| Written problem |
Look at each line of the records and count those with "munere" in them. Please answer with the count alone.
---
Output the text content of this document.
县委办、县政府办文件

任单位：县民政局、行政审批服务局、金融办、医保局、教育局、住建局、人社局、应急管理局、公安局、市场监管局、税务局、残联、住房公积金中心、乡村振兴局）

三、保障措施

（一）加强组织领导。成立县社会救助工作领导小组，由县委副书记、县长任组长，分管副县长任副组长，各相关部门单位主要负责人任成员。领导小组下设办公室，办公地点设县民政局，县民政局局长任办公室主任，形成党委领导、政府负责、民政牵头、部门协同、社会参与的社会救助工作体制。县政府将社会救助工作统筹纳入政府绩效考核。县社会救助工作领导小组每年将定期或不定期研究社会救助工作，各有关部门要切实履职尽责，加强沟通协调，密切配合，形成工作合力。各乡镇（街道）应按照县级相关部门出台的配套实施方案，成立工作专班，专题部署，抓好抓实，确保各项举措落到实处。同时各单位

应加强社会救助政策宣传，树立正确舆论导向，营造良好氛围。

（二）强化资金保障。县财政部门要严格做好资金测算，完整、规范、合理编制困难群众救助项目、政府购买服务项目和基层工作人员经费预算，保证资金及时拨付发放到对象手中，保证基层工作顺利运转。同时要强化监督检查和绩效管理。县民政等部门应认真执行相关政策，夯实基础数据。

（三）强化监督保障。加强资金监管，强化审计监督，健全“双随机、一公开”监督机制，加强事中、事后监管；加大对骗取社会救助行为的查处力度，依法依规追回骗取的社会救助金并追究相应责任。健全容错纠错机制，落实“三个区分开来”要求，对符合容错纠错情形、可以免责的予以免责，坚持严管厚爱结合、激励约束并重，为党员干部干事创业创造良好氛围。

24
---
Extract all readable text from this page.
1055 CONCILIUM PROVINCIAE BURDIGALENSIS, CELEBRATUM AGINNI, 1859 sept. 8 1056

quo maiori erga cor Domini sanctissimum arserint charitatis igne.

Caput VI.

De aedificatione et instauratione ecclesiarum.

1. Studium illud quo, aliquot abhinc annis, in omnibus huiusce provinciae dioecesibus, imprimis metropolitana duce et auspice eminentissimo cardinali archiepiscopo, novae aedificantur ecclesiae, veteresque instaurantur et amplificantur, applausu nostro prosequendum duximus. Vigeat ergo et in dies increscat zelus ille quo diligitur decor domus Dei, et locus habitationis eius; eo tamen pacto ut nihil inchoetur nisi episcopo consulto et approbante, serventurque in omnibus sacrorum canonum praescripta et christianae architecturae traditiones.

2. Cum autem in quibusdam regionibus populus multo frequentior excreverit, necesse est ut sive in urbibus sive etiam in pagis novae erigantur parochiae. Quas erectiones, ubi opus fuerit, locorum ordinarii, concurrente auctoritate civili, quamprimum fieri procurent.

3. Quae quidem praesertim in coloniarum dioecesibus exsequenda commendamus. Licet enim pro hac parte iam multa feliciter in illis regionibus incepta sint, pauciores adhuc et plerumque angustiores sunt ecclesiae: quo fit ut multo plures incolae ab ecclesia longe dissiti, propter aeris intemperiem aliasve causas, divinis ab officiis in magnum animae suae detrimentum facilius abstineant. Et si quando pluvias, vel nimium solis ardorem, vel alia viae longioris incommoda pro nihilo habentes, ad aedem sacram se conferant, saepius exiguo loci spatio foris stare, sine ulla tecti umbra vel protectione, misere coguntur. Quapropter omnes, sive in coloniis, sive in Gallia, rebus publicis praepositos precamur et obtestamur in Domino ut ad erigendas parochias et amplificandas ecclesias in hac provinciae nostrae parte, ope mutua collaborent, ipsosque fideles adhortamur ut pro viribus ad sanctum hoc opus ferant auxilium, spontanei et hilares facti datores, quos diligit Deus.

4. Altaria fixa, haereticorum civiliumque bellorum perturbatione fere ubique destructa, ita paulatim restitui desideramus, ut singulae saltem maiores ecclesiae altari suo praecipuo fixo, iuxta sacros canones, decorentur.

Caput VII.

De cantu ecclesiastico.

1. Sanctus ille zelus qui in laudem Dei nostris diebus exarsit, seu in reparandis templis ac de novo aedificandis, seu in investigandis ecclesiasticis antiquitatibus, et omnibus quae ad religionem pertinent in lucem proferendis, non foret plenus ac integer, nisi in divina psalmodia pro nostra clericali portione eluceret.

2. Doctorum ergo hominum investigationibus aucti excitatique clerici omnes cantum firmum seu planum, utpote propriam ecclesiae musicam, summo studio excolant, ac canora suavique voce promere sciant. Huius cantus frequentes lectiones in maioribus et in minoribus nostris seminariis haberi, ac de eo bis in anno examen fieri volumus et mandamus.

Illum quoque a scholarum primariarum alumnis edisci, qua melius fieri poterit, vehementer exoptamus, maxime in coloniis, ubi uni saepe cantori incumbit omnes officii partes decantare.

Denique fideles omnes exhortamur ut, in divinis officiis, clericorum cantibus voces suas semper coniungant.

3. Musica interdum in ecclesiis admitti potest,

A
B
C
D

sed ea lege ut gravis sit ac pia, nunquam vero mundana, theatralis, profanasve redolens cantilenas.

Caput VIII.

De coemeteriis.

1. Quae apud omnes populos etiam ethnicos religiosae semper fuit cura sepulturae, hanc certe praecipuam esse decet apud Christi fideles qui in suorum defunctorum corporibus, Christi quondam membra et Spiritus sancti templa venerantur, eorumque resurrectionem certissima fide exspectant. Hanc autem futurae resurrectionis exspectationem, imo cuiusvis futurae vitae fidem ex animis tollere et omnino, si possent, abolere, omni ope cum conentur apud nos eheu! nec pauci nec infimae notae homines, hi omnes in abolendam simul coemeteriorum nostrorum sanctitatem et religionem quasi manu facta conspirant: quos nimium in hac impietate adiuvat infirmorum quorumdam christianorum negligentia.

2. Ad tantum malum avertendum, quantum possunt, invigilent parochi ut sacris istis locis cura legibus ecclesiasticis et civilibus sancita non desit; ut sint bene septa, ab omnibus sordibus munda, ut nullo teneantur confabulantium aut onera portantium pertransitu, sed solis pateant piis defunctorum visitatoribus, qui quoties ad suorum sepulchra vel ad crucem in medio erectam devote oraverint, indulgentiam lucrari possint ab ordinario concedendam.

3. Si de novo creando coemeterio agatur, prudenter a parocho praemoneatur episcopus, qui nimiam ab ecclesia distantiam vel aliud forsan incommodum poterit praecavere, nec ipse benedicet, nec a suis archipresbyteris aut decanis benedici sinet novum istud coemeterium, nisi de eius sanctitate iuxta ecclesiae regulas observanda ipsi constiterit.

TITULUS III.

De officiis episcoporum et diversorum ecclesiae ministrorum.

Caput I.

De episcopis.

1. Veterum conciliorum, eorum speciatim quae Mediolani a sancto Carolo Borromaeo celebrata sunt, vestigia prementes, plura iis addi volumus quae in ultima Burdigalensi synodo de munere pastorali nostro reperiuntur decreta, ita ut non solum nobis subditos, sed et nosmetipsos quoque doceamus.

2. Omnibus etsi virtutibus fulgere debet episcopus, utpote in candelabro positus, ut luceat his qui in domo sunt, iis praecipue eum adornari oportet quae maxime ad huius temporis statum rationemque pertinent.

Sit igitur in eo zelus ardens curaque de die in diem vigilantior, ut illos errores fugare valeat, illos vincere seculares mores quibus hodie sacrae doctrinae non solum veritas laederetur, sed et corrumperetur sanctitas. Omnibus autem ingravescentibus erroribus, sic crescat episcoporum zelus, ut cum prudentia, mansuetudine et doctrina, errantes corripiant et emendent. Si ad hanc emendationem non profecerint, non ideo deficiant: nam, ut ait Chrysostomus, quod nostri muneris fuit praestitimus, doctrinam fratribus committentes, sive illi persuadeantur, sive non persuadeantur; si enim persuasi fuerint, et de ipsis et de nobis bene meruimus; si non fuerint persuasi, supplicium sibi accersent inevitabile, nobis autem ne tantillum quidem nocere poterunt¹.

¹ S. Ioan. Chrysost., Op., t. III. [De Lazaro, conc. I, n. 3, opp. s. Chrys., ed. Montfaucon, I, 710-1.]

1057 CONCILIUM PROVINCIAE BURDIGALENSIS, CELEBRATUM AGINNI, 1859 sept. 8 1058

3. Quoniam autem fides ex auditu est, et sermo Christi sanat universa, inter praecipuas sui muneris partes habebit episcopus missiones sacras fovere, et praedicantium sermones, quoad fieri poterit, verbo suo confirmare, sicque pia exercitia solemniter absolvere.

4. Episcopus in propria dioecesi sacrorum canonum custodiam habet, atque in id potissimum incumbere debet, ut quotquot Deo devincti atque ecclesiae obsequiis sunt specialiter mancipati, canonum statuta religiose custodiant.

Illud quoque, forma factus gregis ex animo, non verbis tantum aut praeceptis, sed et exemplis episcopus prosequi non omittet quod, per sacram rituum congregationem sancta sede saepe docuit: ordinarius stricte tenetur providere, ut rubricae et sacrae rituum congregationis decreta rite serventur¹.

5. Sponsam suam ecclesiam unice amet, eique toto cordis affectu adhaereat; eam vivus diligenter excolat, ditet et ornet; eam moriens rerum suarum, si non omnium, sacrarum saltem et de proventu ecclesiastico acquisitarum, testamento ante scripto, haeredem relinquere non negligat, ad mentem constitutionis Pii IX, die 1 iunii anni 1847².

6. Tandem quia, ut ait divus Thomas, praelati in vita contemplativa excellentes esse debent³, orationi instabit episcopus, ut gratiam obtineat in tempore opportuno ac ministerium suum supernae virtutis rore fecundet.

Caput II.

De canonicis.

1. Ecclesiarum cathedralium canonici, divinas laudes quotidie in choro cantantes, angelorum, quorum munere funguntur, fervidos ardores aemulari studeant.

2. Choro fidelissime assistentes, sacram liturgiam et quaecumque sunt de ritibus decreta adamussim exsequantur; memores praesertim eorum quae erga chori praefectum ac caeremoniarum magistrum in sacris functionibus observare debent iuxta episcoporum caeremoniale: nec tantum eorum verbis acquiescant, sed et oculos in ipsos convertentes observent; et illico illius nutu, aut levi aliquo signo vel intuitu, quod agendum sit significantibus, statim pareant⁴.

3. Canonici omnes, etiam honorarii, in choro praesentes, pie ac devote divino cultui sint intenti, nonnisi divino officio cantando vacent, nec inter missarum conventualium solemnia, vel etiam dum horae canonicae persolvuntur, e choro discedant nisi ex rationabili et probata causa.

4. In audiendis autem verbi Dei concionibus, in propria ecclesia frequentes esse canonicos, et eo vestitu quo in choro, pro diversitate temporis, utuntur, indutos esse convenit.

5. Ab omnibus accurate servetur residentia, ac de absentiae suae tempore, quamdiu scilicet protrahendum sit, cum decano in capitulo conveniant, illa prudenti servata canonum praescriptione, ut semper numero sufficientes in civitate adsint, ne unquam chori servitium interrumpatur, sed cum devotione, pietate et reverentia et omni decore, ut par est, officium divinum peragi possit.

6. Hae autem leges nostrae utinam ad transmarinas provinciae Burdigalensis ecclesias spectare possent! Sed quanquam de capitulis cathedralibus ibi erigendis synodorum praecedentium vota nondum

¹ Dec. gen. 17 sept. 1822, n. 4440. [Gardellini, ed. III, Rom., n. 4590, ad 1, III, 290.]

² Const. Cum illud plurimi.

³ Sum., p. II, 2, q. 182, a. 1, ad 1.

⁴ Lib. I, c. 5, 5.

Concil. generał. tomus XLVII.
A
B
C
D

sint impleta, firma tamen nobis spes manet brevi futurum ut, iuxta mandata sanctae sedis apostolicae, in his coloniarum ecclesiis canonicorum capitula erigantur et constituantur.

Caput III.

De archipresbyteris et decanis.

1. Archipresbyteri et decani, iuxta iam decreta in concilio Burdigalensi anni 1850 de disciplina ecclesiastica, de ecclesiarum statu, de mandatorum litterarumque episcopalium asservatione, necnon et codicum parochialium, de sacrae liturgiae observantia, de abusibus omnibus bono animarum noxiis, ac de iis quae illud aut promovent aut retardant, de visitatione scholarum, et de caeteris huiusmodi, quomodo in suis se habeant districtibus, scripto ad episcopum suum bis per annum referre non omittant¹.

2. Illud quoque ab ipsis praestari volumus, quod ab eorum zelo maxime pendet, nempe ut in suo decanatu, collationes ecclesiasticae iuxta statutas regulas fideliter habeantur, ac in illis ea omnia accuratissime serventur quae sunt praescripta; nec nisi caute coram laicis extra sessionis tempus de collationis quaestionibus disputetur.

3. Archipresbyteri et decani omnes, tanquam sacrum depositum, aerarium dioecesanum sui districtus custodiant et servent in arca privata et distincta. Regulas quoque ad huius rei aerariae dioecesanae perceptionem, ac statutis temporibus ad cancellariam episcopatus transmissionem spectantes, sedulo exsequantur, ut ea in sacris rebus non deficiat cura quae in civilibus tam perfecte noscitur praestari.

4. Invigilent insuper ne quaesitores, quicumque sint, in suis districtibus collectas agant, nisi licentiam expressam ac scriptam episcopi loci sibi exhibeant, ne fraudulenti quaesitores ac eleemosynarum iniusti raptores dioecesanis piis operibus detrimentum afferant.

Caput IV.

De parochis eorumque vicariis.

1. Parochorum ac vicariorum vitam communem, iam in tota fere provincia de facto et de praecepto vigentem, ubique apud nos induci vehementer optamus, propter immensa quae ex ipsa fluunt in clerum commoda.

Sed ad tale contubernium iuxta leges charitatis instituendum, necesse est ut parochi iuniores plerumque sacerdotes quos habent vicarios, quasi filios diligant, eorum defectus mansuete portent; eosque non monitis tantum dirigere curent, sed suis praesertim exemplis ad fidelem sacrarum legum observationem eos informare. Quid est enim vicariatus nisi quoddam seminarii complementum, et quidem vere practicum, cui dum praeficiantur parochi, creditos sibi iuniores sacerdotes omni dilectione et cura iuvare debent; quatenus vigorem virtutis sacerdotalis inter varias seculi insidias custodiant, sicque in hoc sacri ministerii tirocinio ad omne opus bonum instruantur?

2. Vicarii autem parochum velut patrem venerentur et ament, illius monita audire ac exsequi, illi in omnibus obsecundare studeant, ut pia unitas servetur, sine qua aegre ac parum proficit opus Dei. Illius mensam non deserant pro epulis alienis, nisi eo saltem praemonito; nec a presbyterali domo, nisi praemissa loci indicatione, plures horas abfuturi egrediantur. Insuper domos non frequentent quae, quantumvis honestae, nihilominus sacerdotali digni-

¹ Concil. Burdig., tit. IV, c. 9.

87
---
| Task answer |
2